## Problem to work on
All lines from the entries below that contain the string "subjective" should be copied out.

Transcribed document page entries:
──────────────────────────────
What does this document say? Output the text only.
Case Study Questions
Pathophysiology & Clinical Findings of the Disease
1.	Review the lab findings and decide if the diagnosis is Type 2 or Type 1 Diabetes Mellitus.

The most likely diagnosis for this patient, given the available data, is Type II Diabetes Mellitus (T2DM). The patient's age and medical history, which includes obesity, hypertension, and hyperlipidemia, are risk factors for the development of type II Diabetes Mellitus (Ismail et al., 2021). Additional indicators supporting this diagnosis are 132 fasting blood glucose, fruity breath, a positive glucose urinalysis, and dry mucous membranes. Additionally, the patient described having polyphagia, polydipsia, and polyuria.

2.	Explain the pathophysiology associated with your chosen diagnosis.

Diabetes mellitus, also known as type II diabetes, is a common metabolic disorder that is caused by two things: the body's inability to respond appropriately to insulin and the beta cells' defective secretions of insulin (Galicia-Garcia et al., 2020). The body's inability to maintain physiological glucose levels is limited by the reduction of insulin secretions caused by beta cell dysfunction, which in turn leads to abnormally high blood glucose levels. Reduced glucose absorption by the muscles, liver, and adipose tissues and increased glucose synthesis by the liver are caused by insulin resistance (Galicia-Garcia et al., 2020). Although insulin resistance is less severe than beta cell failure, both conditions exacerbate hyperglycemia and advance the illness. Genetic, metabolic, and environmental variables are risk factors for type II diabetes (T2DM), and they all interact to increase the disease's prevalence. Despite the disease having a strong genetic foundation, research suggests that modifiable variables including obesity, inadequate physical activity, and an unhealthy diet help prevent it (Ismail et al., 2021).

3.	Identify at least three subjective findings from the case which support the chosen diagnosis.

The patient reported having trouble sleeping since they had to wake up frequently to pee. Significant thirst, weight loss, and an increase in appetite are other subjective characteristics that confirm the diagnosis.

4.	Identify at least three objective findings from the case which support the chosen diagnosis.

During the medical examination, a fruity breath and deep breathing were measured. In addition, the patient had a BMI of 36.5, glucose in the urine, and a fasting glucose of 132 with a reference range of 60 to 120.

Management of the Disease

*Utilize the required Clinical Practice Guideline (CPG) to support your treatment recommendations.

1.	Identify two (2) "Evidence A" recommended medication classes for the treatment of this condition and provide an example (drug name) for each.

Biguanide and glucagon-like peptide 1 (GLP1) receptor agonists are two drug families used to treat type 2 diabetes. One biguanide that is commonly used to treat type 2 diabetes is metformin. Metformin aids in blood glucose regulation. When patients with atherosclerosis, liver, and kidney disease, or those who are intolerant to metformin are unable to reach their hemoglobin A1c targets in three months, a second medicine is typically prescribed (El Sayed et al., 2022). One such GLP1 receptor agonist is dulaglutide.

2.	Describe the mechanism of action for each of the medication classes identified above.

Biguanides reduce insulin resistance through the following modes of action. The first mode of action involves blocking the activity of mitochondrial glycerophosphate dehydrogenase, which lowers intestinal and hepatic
──────────────────────────────
## Output of the task
3.	Identify at least three subjective findings from the case which support the chosen diagnosis.
The patient reported having trouble sleeping since they had to wake up frequently to pee. Significant thirst, weight loss, and an increase in appetite are other subjective characteristics that confirm the diagnosis.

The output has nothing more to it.